:: Direction ::
Strip the pictures and reproduce the rest of the listing exactly.

[A block of data]
= = = = =

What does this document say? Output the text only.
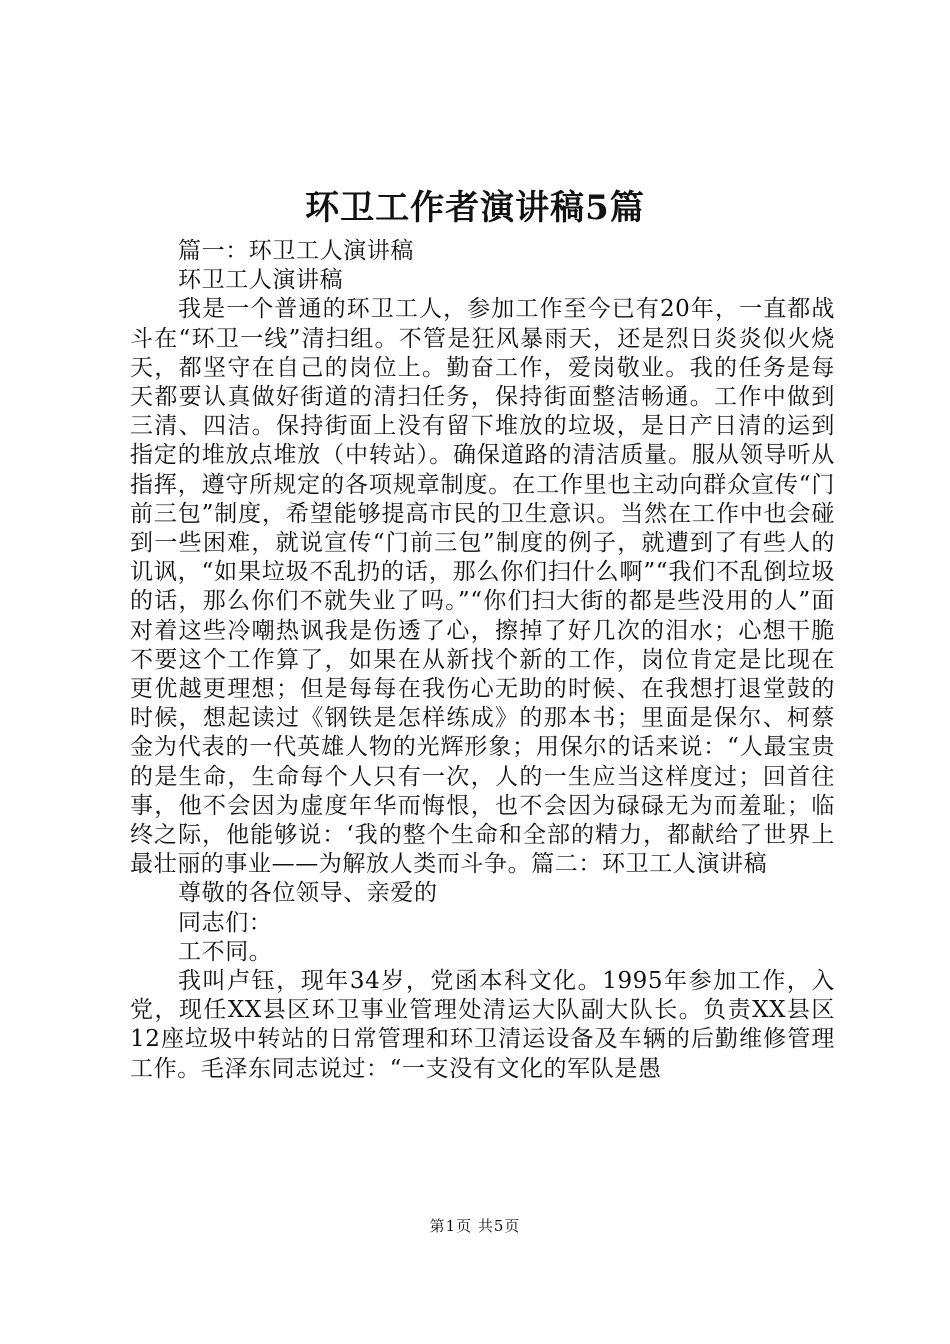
环卫工作者演讲稿5篇

篇一：环卫工人演讲稿

环卫工人演讲稿

我是一个普通的环卫工人，参加工作至今已有20年，一直都战斗在“环卫一线”清扫组。不管是狂风暴雨天，还是烈日炎炎似火烧天，都坚守在自己的岗位上。勤奋工作，爱岗敬业。我的任务是每天都要认真做好街道的清扫任务，保持街面整洁畅通。工作中做到三清、四洁。保持街面上没有留下堆放的垃圾，是日产日清的运到指定的堆放点堆放（中转站）。确保道路的清洁质量。服从领导听从指挥，遵守所规定的各项规章制度。在工作里也主动向群众宣传“门前三包”制度，希望能够提高市民的卫生意识。当然在工作中也会碰到一些困难，就说宣传“门前三包”制度的例子，就遭到了有些人的讥讽，“如果垃圾不乱扔的话，那么你们扫什么啊”“我们不乱倒垃圾的话，那么你们不就失业了吗。”“你们扫大街的都是些没用的人”面对着这些冷嘲热讽我是伤透了心，擦掉了好几次的泪水；心想干脆不要这个工作算了，如果在从新找个新的工作，岗位肯定是比现在更优越更理想；但是每每在我伤心无助的时候、在我想打退堂鼓的时候，想起读过《钢铁是怎样练成》的那本书；里面是保尔、柯蔡金为代表的一代英雄人物的光辉形象；用保尔的话来说：“人最宝贵的是生命，生命每个人只有一次，人的一生应当这样度过；回首往事，他不会因为虚度年华而悔恨，也不会因为碌碌无为而羞耻；临终之际，他能够说：‘我的整个生命和全部的精力，都献给了世界上最壮丽的事业——为解放人类而斗争。篇二：环卫工人演讲稿

尊敬的各位领导、亲爱的

同志们：

工不同。

我叫卢钰，现年34岁，党函本科文化。1995年参加工作，入党，现任XX县区环卫事业管理处清运大队副大队长。负责XX县区12座垃圾中转站的日常管理和环卫清运设备及车辆的后勤维修管理工作。毛泽东同志说过：“一支没有文化的军队是愚

第1页 共5页
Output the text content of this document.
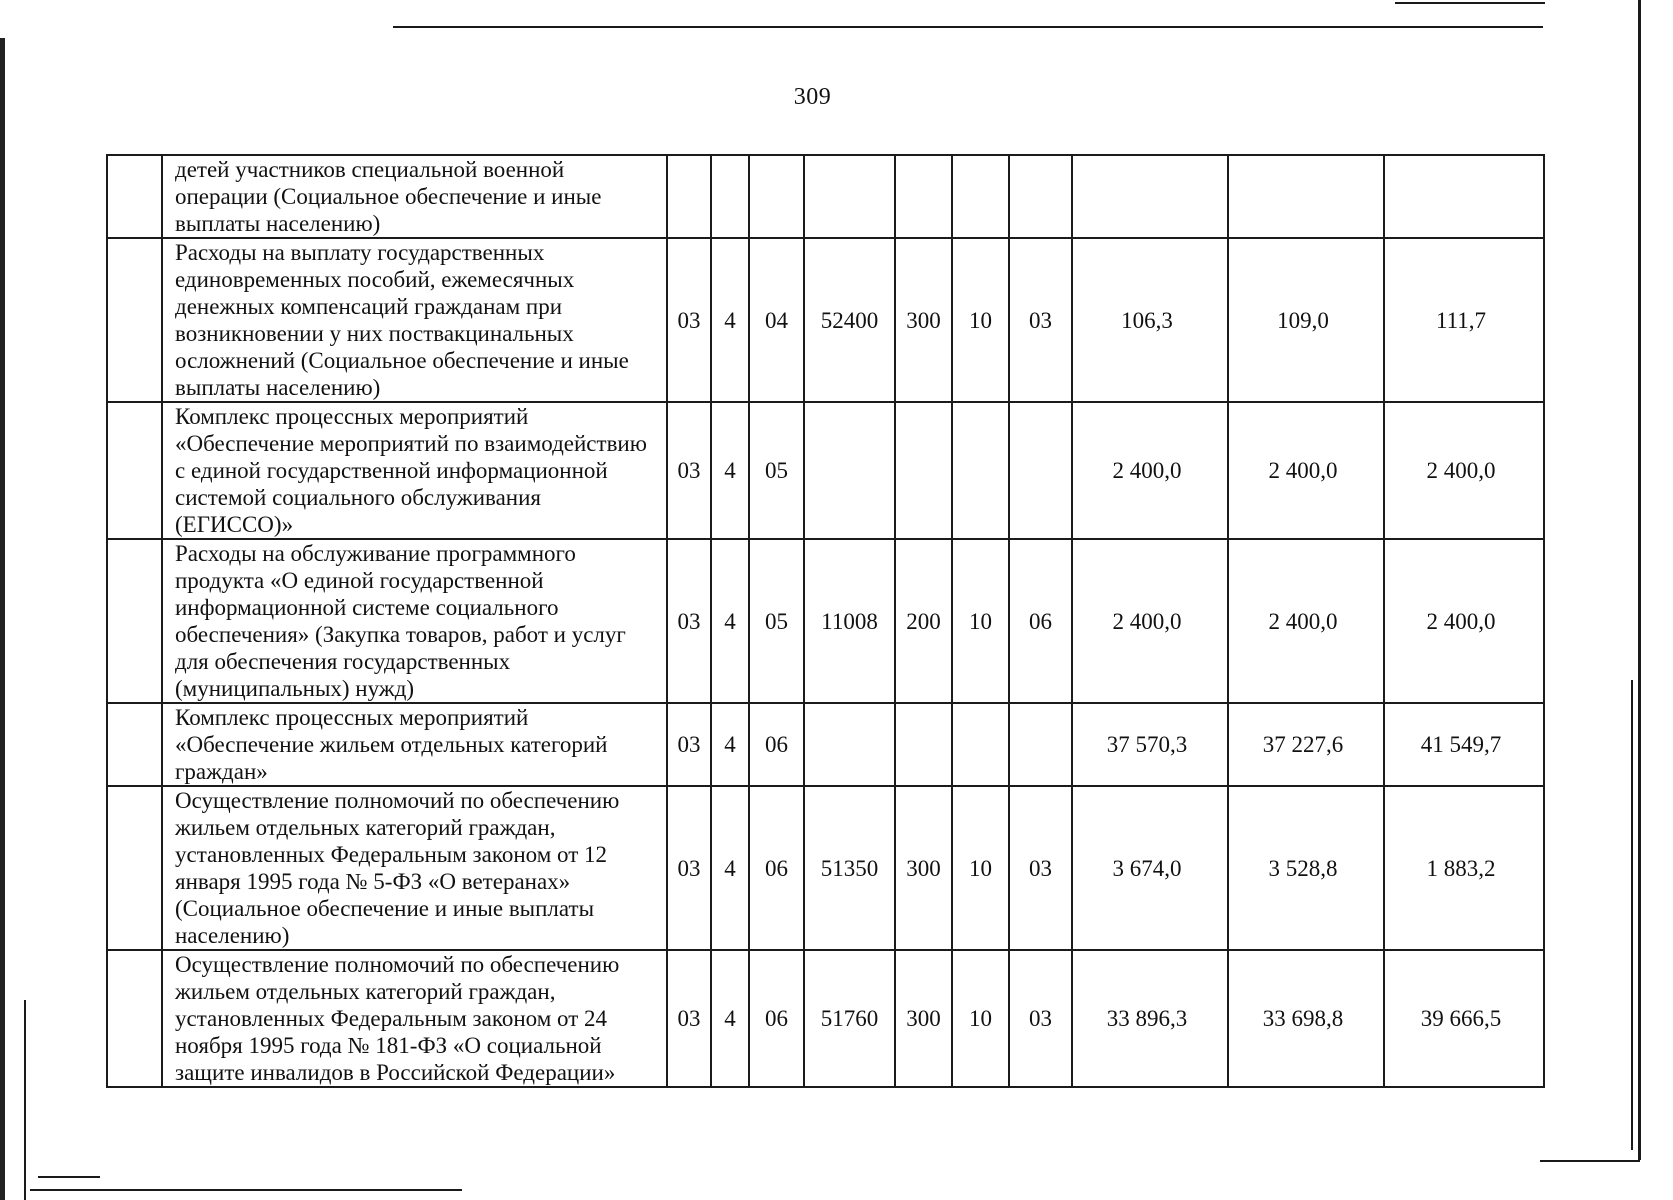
309
	детей участников специальной военной операции (Социальное обеспечение и иные выплаты населению)										
	Расходы на выплату государственных единовременных пособий, ежемесячных денежных компенсаций гражданам при возникновении у них поствакцинальных осложнений (Социальное обеспечение и иные выплаты населению)	03	4	04	52400	300	10	03	106,3	109,0	111,7
	Комплекс процессных мероприятий «Обеспечение мероприятий по взаимодействию с единой государственной информационной системой социального обслуживания (ЕГИССО)»	03	4	05					2 400,0	2 400,0	2 400,0
	Расходы на обслуживание программного продукта «О единой государственной информационной системе социального обеспечения» (Закупка товаров, работ и услуг для обеспечения государственных (муниципальных) нужд)	03	4	05	11008	200	10	06	2 400,0	2 400,0	2 400,0
	Комплекс процессных мероприятий «Обеспечение жильем отдельных категорий граждан»	03	4	06					37 570,3	37 227,6	41 549,7
	Осуществление полномочий по обеспечению жильем отдельных категорий граждан, установленных Федеральным законом от 12 января 1995 года № 5-ФЗ «О ветеранах» (Социальное обеспечение и иные выплаты населению)	03	4	06	51350	300	10	03	3 674,0	3 528,8	1 883,2
	Осуществление полномочий по обеспечению жильем отдельных категорий граждан, установленных Федеральным законом от 24 ноября 1995 года № 181-ФЗ «О социальной защите инвалидов в Российской Федерации»	03	4	06	51760	300	10	03	33 896,3	33 698,8	39 666,5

= = = = =

:: The answer ::
What does this document say? Output the text only.
环卫工作者演讲稿5篇

篇一：环卫工人演讲稿

环卫工人演讲稿

我是一个普通的环卫工人，参加工作至今已有20年，一直都战斗在“环卫一线”清扫组。不管是狂风暴雨天，还是烈日炎炎似火烧天，都坚守在自己的岗位上。勤奋工作，爱岗敬业。我的任务是每天都要认真做好街道的清扫任务，保持街面整洁畅通。工作中做到三清、四洁。保持街面上没有留下堆放的垃圾，是日产日清的运到指定的堆放点堆放（中转站）。确保道路的清洁质量。服从领导听从指挥，遵守所规定的各项规章制度。在工作里也主动向群众宣传“门前三包”制度，希望能够提高市民的卫生意识。当然在工作中也会碰到一些困难，就说宣传“门前三包”制度的例子，就遭到了有些人的讥讽，“如果垃圾不乱扔的话，那么你们扫什么啊”“我们不乱倒垃圾的话，那么你们不就失业了吗。”“你们扫大街的都是些没用的人”面对着这些冷嘲热讽我是伤透了心，擦掉了好几次的泪水；心想干脆不要这个工作算了，如果在从新找个新的工作，岗位肯定是比现在更优越更理想；但是每每在我伤心无助的时候、在我想打退堂鼓的时候，想起读过《钢铁是怎样练成》的那本书；里面是保尔、柯蔡金为代表的一代英雄人物的光辉形象；用保尔的话来说：“人最宝贵的是生命，生命每个人只有一次，人的一生应当这样度过；回首往事，他不会因为虚度年华而悔恨，也不会因为碌碌无为而羞耻；临终之际，他能够说：‘我的整个生命和全部的精力，都献给了世界上最壮丽的事业——为解放人类而斗争。篇二：环卫工人演讲稿

尊敬的各位领导、亲爱的

同志们：

工不同。

我叫卢钰，现年34岁，党函本科文化。1995年参加工作，入党，现任XX县区环卫事业管理处清运大队副大队长。负责XX县区12座垃圾中转站的日常管理和环卫清运设备及车辆的后勤维修管理工作。毛泽东同志说过：“一支没有文化的军队是愚

第1页 共5页
Output the text content of this document.
309
	детей участников специальной военной операции (Социальное обеспечение и иные выплаты населению)										
	Расходы на выплату государственных единовременных пособий, ежемесячных денежных компенсаций гражданам при возникновении у них поствакцинальных осложнений (Социальное обеспечение и иные выплаты населению)	03	4	04	52400	300	10	03	106,3	109,0	111,7
	Комплекс процессных мероприятий «Обеспечение мероприятий по взаимодействию с единой государственной информационной системой социального обслуживания (ЕГИССО)»	03	4	05					2 400,0	2 400,0	2 400,0
	Расходы на обслуживание программного продукта «О единой государственной информационной системе социального обеспечения» (Закупка товаров, работ и услуг для обеспечения государственных (муниципальных) нужд)	03	4	05	11008	200	10	06	2 400,0	2 400,0	2 400,0
	Комплекс процессных мероприятий «Обеспечение жильем отдельных категорий граждан»	03	4	06					37 570,3	37 227,6	41 549,7
	Осуществление полномочий по обеспечению жильем отдельных категорий граждан, установленных Федеральным законом от 12 января 1995 года № 5-ФЗ «О ветеранах» (Социальное обеспечение и иные выплаты населению)	03	4	06	51350	300	10	03	3 674,0	3 528,8	1 883,2
	Осуществление полномочий по обеспечению жильем отдельных категорий граждан, установленных Федеральным законом от 24 ноября 1995 года № 181-ФЗ «О социальной защите инвалидов в Российской Федерации»	03	4	06	51760	300	10	03	33 896,3	33 698,8	39 666,5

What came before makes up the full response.